── Records shown

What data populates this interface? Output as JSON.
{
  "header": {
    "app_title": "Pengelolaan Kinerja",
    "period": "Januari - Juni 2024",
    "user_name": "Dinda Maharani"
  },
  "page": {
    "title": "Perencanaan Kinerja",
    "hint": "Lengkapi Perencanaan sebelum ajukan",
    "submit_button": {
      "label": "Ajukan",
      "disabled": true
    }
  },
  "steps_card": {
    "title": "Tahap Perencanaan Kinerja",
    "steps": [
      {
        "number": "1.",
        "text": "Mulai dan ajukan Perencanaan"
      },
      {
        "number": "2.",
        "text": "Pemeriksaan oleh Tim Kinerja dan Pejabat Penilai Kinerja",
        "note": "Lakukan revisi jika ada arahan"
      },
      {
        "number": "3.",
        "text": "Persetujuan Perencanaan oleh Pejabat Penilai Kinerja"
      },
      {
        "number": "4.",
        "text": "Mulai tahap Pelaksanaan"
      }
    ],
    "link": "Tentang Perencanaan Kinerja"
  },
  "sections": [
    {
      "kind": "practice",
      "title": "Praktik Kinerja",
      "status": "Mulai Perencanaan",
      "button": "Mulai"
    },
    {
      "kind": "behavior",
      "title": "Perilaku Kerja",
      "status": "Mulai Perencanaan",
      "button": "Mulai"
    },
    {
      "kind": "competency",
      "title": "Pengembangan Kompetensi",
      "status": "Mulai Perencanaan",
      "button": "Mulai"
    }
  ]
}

────

■ **Goal**: Reproduce the records word for word.

■ **Solution to the exercise**:
What data populates this interface? Output as JSON.
{
  "header": {
    "app_title": "Pengelolaan Kinerja",
    "period": "Januari - Juni 2024",
    "user_name": "Dinda Maharani"
  },
  "page": {
    "title": "Perencanaan Kinerja",
    "hint": "Lengkapi Perencanaan sebelum ajukan",
    "submit_button": {
      "label": "Ajukan",
      "disabled": true
    }
  },
  "steps_card": {
    "title": "Tahap Perencanaan Kinerja",
    "steps": [
      {
        "number": "1.",
        "text": "Mulai dan ajukan Perencanaan"
      },
      {
        "number": "2.",
        "text": "Pemeriksaan oleh Tim Kinerja dan Pejabat Penilai Kinerja",
        "note": "Lakukan revisi jika ada arahan"
      },
      {
        "number": "3.",
        "text": "Persetujuan Perencanaan oleh Pejabat Penilai Kinerja"
      },
      {
        "number": "4.",
        "text": "Mulai tahap Pelaksanaan"
      }
    ],
    "link": "Tentang Perencanaan Kinerja"
  },
  "sections": [
    {
      "kind": "practice",
      "title": "Praktik Kinerja",
      "status": "Mulai Perencanaan",
      "button": "Mulai"
    },
    {
      "kind": "behavior",
      "title": "Perilaku Kerja",
      "status": "Mulai Perencanaan",
      "button": "Mulai"
    },
    {
      "kind": "competency",
      "title": "Pengembangan Kompetensi",
      "status": "Mulai Perencanaan",
      "button": "Mulai"
    }
  ]
}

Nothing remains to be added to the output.